[Dataset items]
╔══

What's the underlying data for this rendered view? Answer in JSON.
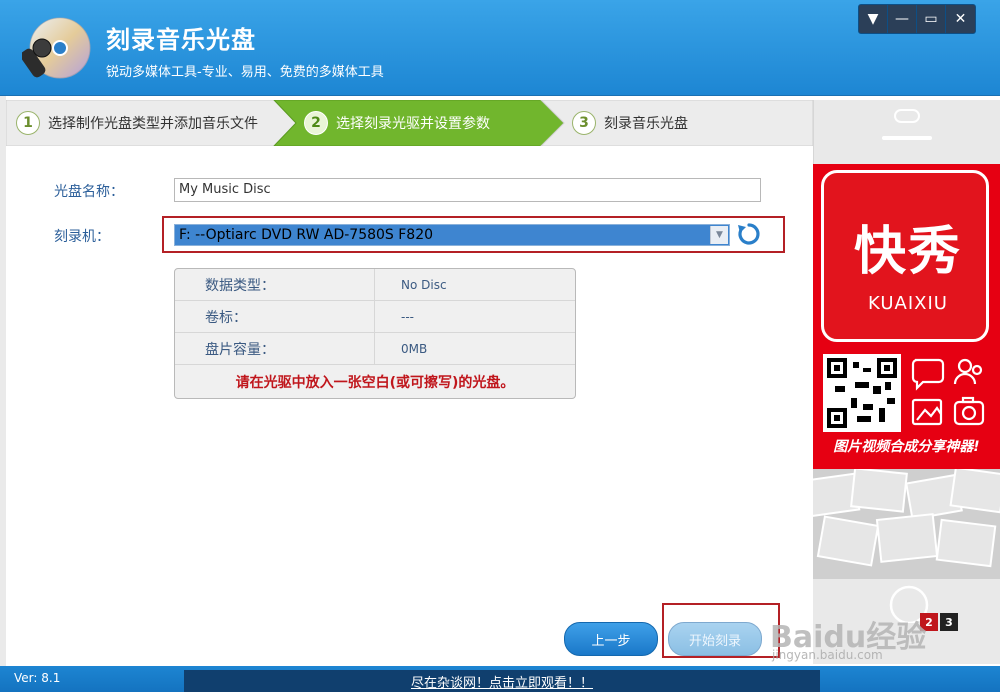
{
  "app": {
    "title": "刻录音乐光盘",
    "subtitle": "锐动多媒体工具-专业、易用、免费的多媒体工具"
  },
  "window_controls": [
    "▼",
    "—",
    "▭",
    "✕"
  ],
  "steps": [
    {
      "num": "1",
      "label": "选择制作光盘类型并添加音乐文件"
    },
    {
      "num": "2",
      "label": "选择刻录光驱并设置参数"
    },
    {
      "num": "3",
      "label": "刻录音乐光盘"
    }
  ],
  "form": {
    "disc_name_label": "光盘名称：",
    "disc_name_value": "My Music Disc",
    "burner_label": "刻录机：",
    "burner_value": "F:  --Optiarc DVD RW AD-7580S  F820"
  },
  "info": {
    "rows": [
      {
        "key": "数据类型：",
        "value": "No Disc"
      },
      {
        "key": "卷标：",
        "value": "---"
      },
      {
        "key": "盘片容量：",
        "value": "0MB"
      }
    ],
    "message": "请在光驱中放入一张空白(或可擦写)的光盘。"
  },
  "buttons": {
    "prev": "上一步",
    "start": "开始刻录"
  },
  "ad": {
    "logo_cn": "快秀",
    "logo_en": "KUAIXIU",
    "slogan": "图片视频合成分享神器!",
    "pager": [
      "2",
      "3"
    ]
  },
  "watermark": {
    "text": "Baidu经验",
    "sub": "jingyan.baidu.com"
  },
  "footer": {
    "version": "Ver: 8.1",
    "ad_link": "尽在杂谈网！点击立即观看！！"
  },
  "colors": {
    "header_blue": "#1d86d3",
    "step_active_green": "#6cb52a",
    "highlight_red": "#b42025",
    "ad_red": "#e60012"
  }
}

╚══

• Description of the task
Leaving out the pictures, repeat the data above exactly.

• Written answer
What's the underlying data for this rendered view? Answer in JSON.
{
  "app": {
    "title": "刻录音乐光盘",
    "subtitle": "锐动多媒体工具-专业、易用、免费的多媒体工具"
  },
  "window_controls": [
    "▼",
    "—",
    "▭",
    "✕"
  ],
  "steps": [
    {
      "num": "1",
      "label": "选择制作光盘类型并添加音乐文件"
    },
    {
      "num": "2",
      "label": "选择刻录光驱并设置参数"
    },
    {
      "num": "3",
      "label": "刻录音乐光盘"
    }
  ],
  "form": {
    "disc_name_label": "光盘名称：",
    "disc_name_value": "My Music Disc",
    "burner_label": "刻录机：",
    "burner_value": "F:  --Optiarc DVD RW AD-7580S  F820"
  },
  "info": {
    "rows": [
      {
        "key": "数据类型：",
        "value": "No Disc"
      },
      {
        "key": "卷标：",
        "value": "---"
      },
      {
        "key": "盘片容量：",
        "value": "0MB"
      }
    ],
    "message": "请在光驱中放入一张空白(或可擦写)的光盘。"
  },
  "buttons": {
    "prev": "上一步",
    "start": "开始刻录"
  },
  "ad": {
    "logo_cn": "快秀",
    "logo_en": "KUAIXIU",
    "slogan": "图片视频合成分享神器!",
    "pager": [
      "2",
      "3"
    ]
  },
  "watermark": {
    "text": "Baidu经验",
    "sub": "jingyan.baidu.com"
  },
  "footer": {
    "version": "Ver: 8.1",
    "ad_link": "尽在杂谈网！点击立即观看！！"
  },
  "colors": {
    "header_blue": "#1d86d3",
    "step_active_green": "#6cb52a",
    "highlight_red": "#b42025",
    "ad_red": "#e60012"
  }
}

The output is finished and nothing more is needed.